Extracts from a graphics dataset:
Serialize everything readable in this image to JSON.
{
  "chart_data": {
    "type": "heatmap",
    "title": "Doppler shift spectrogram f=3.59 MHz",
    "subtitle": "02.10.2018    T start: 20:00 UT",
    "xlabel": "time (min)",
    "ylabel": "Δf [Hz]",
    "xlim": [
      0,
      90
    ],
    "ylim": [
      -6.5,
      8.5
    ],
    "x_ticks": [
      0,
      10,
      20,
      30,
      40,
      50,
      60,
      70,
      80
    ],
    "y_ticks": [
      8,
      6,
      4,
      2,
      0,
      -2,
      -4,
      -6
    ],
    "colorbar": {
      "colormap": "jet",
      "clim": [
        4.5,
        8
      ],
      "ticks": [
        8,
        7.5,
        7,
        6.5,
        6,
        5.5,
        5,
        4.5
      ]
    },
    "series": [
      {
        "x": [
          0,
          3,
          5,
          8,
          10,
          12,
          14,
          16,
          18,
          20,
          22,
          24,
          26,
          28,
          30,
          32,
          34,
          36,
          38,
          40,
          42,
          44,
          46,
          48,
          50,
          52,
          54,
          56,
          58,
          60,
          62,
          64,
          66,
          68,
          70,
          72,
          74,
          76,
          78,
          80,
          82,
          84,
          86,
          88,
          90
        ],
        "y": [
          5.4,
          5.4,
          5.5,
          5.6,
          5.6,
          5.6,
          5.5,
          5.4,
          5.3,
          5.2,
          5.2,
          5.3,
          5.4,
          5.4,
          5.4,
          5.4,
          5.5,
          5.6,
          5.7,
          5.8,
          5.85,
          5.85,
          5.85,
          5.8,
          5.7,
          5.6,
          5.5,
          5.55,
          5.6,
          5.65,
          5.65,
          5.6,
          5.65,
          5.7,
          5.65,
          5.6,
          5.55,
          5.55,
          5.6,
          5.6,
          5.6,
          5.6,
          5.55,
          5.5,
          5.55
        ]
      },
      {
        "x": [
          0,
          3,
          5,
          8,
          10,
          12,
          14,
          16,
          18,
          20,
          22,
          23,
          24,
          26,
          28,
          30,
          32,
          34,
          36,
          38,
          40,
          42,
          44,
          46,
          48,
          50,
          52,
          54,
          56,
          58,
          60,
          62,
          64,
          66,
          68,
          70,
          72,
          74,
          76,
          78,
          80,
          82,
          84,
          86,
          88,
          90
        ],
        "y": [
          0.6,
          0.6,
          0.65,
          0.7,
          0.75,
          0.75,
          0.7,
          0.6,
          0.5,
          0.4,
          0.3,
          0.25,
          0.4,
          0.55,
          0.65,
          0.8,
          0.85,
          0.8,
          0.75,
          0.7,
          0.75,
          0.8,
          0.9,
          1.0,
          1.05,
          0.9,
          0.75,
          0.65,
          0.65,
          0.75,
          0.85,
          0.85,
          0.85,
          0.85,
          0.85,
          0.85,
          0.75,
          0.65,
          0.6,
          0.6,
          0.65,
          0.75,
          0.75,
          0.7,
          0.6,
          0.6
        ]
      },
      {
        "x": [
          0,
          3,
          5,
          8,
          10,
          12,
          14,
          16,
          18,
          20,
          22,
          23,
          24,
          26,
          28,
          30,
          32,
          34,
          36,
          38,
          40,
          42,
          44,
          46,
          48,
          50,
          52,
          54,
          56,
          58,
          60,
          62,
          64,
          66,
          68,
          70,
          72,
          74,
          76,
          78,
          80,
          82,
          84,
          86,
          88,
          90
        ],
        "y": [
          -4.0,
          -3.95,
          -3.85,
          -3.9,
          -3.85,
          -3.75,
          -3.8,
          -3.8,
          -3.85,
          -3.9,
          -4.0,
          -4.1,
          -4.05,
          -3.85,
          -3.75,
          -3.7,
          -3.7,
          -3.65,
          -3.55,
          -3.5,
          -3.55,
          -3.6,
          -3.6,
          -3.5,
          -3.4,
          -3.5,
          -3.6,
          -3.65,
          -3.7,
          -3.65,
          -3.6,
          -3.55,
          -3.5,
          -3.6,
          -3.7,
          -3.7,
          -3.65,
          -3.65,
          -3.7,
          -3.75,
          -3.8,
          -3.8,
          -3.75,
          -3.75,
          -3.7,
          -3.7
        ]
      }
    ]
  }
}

_Set exercise_:
Set down every line of the listing above again, exactly as given.

_Solution below_:
Serialize everything readable in this image to JSON.
{
  "chart_data": {
    "type": "heatmap",
    "title": "Doppler shift spectrogram f=3.59 MHz",
    "subtitle": "02.10.2018    T start: 20:00 UT",
    "xlabel": "time (min)",
    "ylabel": "Δf [Hz]",
    "xlim": [
      0,
      90
    ],
    "ylim": [
      -6.5,
      8.5
    ],
    "x_ticks": [
      0,
      10,
      20,
      30,
      40,
      50,
      60,
      70,
      80
    ],
    "y_ticks": [
      8,
      6,
      4,
      2,
      0,
      -2,
      -4,
      -6
    ],
    "colorbar": {
      "colormap": "jet",
      "clim": [
        4.5,
        8
      ],
      "ticks": [
        8,
        7.5,
        7,
        6.5,
        6,
        5.5,
        5,
        4.5
      ]
    },
    "series": [
      {
        "x": [
          0,
          3,
          5,
          8,
          10,
          12,
          14,
          16,
          18,
          20,
          22,
          24,
          26,
          28,
          30,
          32,
          34,
          36,
          38,
          40,
          42,
          44,
          46,
          48,
          50,
          52,
          54,
          56,
          58,
          60,
          62,
          64,
          66,
          68,
          70,
          72,
          74,
          76,
          78,
          80,
          82,
          84,
          86,
          88,
          90
        ],
        "y": [
          5.4,
          5.4,
          5.5,
          5.6,
          5.6,
          5.6,
          5.5,
          5.4,
          5.3,
          5.2,
          5.2,
          5.3,
          5.4,
          5.4,
          5.4,
          5.4,
          5.5,
          5.6,
          5.7,
          5.8,
          5.85,
          5.85,
          5.85,
          5.8,
          5.7,
          5.6,
          5.5,
          5.55,
          5.6,
          5.65,
          5.65,
          5.6,
          5.65,
          5.7,
          5.65,
          5.6,
          5.55,
          5.55,
          5.6,
          5.6,
          5.6,
          5.6,
          5.55,
          5.5,
          5.55
        ]
      },
      {
        "x": [
          0,
          3,
          5,
          8,
          10,
          12,
          14,
          16,
          18,
          20,
          22,
          23,
          24,
          26,
          28,
          30,
          32,
          34,
          36,
          38,
          40,
          42,
          44,
          46,
          48,
          50,
          52,
          54,
          56,
          58,
          60,
          62,
          64,
          66,
          68,
          70,
          72,
          74,
          76,
          78,
          80,
          82,
          84,
          86,
          88,
          90
        ],
        "y": [
          0.6,
          0.6,
          0.65,
          0.7,
          0.75,
          0.75,
          0.7,
          0.6,
          0.5,
          0.4,
          0.3,
          0.25,
          0.4,
          0.55,
          0.65,
          0.8,
          0.85,
          0.8,
          0.75,
          0.7,
          0.75,
          0.8,
          0.9,
          1.0,
          1.05,
          0.9,
          0.75,
          0.65,
          0.65,
          0.75,
          0.85,
          0.85,
          0.85,
          0.85,
          0.85,
          0.85,
          0.75,
          0.65,
          0.6,
          0.6,
          0.65,
          0.75,
          0.75,
          0.7,
          0.6,
          0.6
        ]
      },
      {
        "x": [
          0,
          3,
          5,
          8,
          10,
          12,
          14,
          16,
          18,
          20,
          22,
          23,
          24,
          26,
          28,
          30,
          32,
          34,
          36,
          38,
          40,
          42,
          44,
          46,
          48,
          50,
          52,
          54,
          56,
          58,
          60,
          62,
          64,
          66,
          68,
          70,
          72,
          74,
          76,
          78,
          80,
          82,
          84,
          86,
          88,
          90
        ],
        "y": [
          -4.0,
          -3.95,
          -3.85,
          -3.9,
          -3.85,
          -3.75,
          -3.8,
          -3.8,
          -3.85,
          -3.9,
          -4.0,
          -4.1,
          -4.05,
          -3.85,
          -3.75,
          -3.7,
          -3.7,
          -3.65,
          -3.55,
          -3.5,
          -3.55,
          -3.6,
          -3.6,
          -3.5,
          -3.4,
          -3.5,
          -3.6,
          -3.65,
          -3.7,
          -3.65,
          -3.6,
          -3.55,
          -3.5,
          -3.6,
          -3.7,
          -3.7,
          -3.65,
          -3.65,
          -3.7,
          -3.75,
          -3.8,
          -3.8,
          -3.75,
          -3.75,
          -3.7,
          -3.7
        ]
      }
    ]
  }
}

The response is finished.